» **EXERCISE**:
Copy the data below word for word, omitting the pictures from your copy.

(Entries from a dataset)
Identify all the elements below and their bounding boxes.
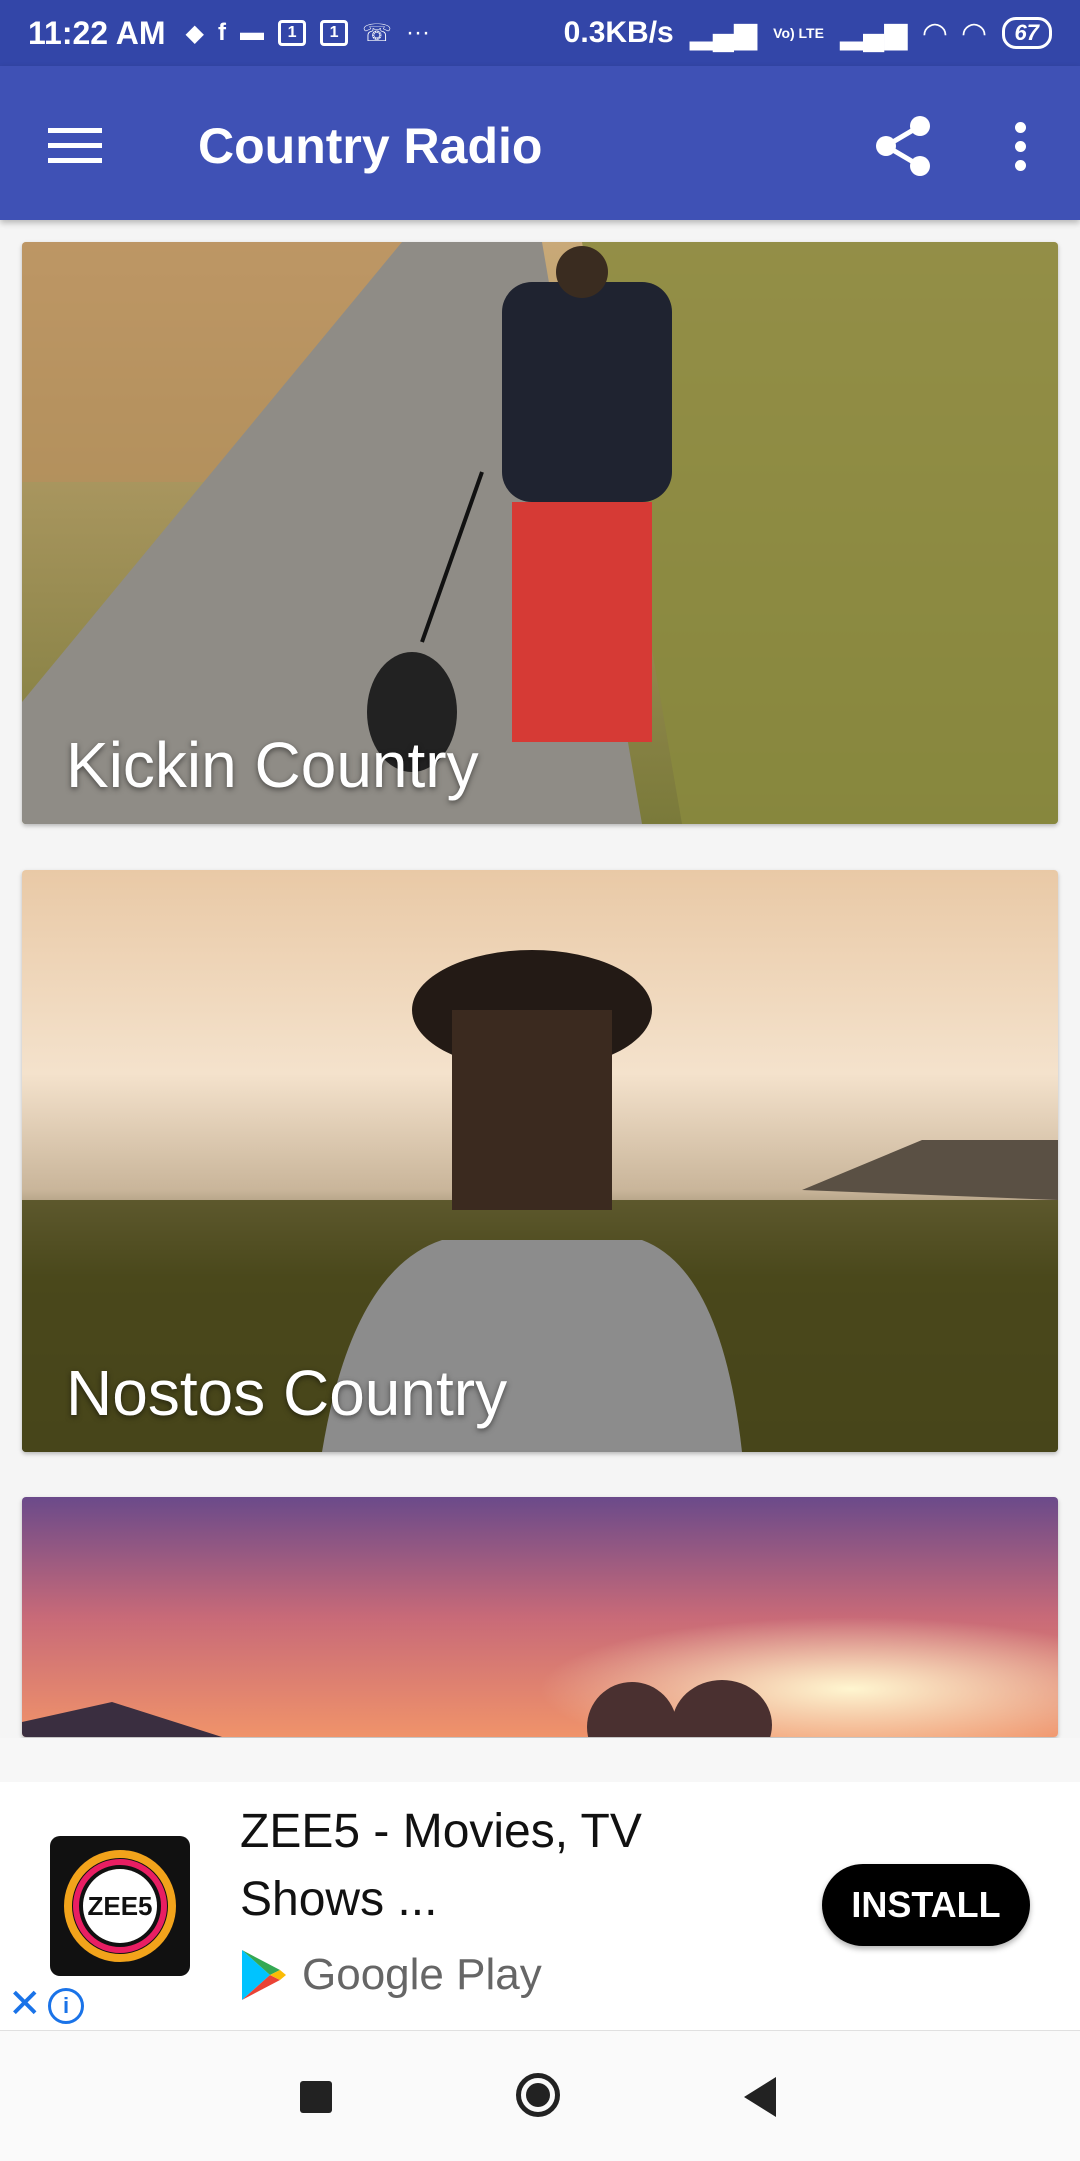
message-icon: ▬ [240, 19, 265, 46]
more-notifications-icon: ··· [406, 19, 431, 46]
app-notification-icon: ◆ [185, 19, 205, 47]
station-name: Nostos Country [66, 1357, 508, 1429]
station-card-kickin-country[interactable]: Kickin Country [22, 242, 1058, 824]
ad-title[interactable]: ZEE5 - Movies, TV Shows ... [240, 1798, 760, 1934]
calendar-icon: 1 [278, 20, 307, 46]
volte-label: Vo) LTE [773, 25, 824, 41]
calendar-icon: 1 [320, 20, 349, 46]
google-play-badge[interactable]: Google Play [240, 1948, 542, 2002]
share-icon[interactable] [872, 114, 936, 178]
station-image [22, 1497, 1058, 1737]
signal-icon: ▂▄▆ [839, 16, 908, 50]
station-card-nostos-country[interactable]: Nostos Country [22, 870, 1058, 1452]
missed-call-icon: ☏ [362, 19, 393, 47]
hamburger-menu-icon[interactable] [40, 116, 110, 176]
ad-divider [0, 1738, 1080, 1782]
network-speed: 0.3KB/s [563, 16, 674, 49]
info-icon[interactable]: i [48, 1988, 84, 2024]
page-title: Country Radio [198, 118, 543, 174]
battery-icon: 67 [1001, 17, 1052, 49]
signal-icon: ▂▄▆ [689, 16, 758, 50]
google-play-label: Google Play [302, 1950, 542, 1999]
back-button[interactable] [744, 2077, 776, 2117]
station-name: Kickin Country [66, 729, 479, 801]
install-button[interactable]: INSTALL [822, 1864, 1030, 1946]
close-icon[interactable]: ✕ [8, 1984, 42, 2024]
app-bar: Country Radio [0, 66, 1080, 220]
station-card[interactable] [22, 1497, 1058, 1737]
wifi-icon: ◠ [923, 16, 947, 50]
home-button[interactable] [516, 2073, 560, 2117]
ad-logo-text: ZEE5 [87, 1891, 152, 1921]
facebook-icon: f [218, 19, 227, 46]
ad-app-logo[interactable]: ZEE5 [50, 1836, 190, 1976]
wifi-icon: ◠ [962, 16, 986, 50]
google-play-icon [242, 1950, 286, 2000]
recents-button[interactable] [300, 2081, 332, 2113]
status-time: 11:22 AM [28, 14, 166, 51]
notification-icons: ◆ f ▬ 1 1 ☏ ··· [186, 19, 430, 48]
status-right: 0.3KB/s ▂▄▆ Vo) LTE ▂▄▆ ◠ ◠ 67 [564, 16, 1052, 51]
system-nav-bar [0, 2030, 1080, 2161]
overflow-menu-icon[interactable] [1000, 114, 1040, 178]
status-bar: 11:22 AM ◆ f ▬ 1 1 ☏ ··· 0.3KB/s ▂▄▆ Vo)… [0, 0, 1080, 66]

» **REPLY**:
Identify all the elements below and their bounding boxes.
message-icon: ▬ [240, 19, 265, 46]
more-notifications-icon: ··· [406, 19, 431, 46]
app-notification-icon: ◆ [185, 19, 205, 47]
station-name: Nostos Country [66, 1357, 508, 1429]
station-card-kickin-country[interactable]: Kickin Country [22, 242, 1058, 824]
ad-title[interactable]: ZEE5 - Movies, TV Shows ... [240, 1798, 760, 1934]
calendar-icon: 1 [278, 20, 307, 46]
volte-label: Vo) LTE [773, 25, 824, 41]
calendar-icon: 1 [320, 20, 349, 46]
google-play-badge[interactable]: Google Play [240, 1948, 542, 2002]
share-icon[interactable] [872, 114, 936, 178]
station-image [22, 1497, 1058, 1737]
signal-icon: ▂▄▆ [839, 16, 908, 50]
station-card-nostos-country[interactable]: Nostos Country [22, 870, 1058, 1452]
missed-call-icon: ☏ [362, 19, 393, 47]
hamburger-menu-icon[interactable] [40, 116, 110, 176]
ad-divider [0, 1738, 1080, 1782]
network-speed: 0.3KB/s [563, 16, 674, 49]
info-icon[interactable]: i [48, 1988, 84, 2024]
page-title: Country Radio [198, 118, 543, 174]
battery-icon: 67 [1001, 17, 1052, 49]
signal-icon: ▂▄▆ [689, 16, 758, 50]
google-play-label: Google Play [302, 1950, 542, 1999]
back-button[interactable] [744, 2077, 776, 2117]
station-name: Kickin Country [66, 729, 479, 801]
install-button[interactable]: INSTALL [822, 1864, 1030, 1946]
close-icon[interactable]: ✕ [8, 1984, 42, 2024]
app-bar: Country Radio [0, 66, 1080, 220]
station-card[interactable] [22, 1497, 1058, 1737]
wifi-icon: ◠ [923, 16, 947, 50]
home-button[interactable] [516, 2073, 560, 2117]
ad-logo-text: ZEE5 [87, 1891, 152, 1921]
facebook-icon: f [218, 19, 227, 46]
ad-app-logo[interactable]: ZEE5 [50, 1836, 190, 1976]
wifi-icon: ◠ [962, 16, 986, 50]
google-play-icon [242, 1950, 286, 2000]
recents-button[interactable] [300, 2081, 332, 2113]
status-time: 11:22 AM [28, 14, 166, 51]
notification-icons: ◆ f ▬ 1 1 ☏ ··· [186, 19, 430, 48]
status-right: 0.3KB/s ▂▄▆ Vo) LTE ▂▄▆ ◠ ◠ 67 [564, 16, 1052, 51]
system-nav-bar [0, 2030, 1080, 2161]
overflow-menu-icon[interactable] [1000, 114, 1040, 178]
status-bar: 11:22 AM ◆ f ▬ 1 1 ☏ ··· 0.3KB/s ▂▄▆ Vo)… [0, 0, 1080, 66]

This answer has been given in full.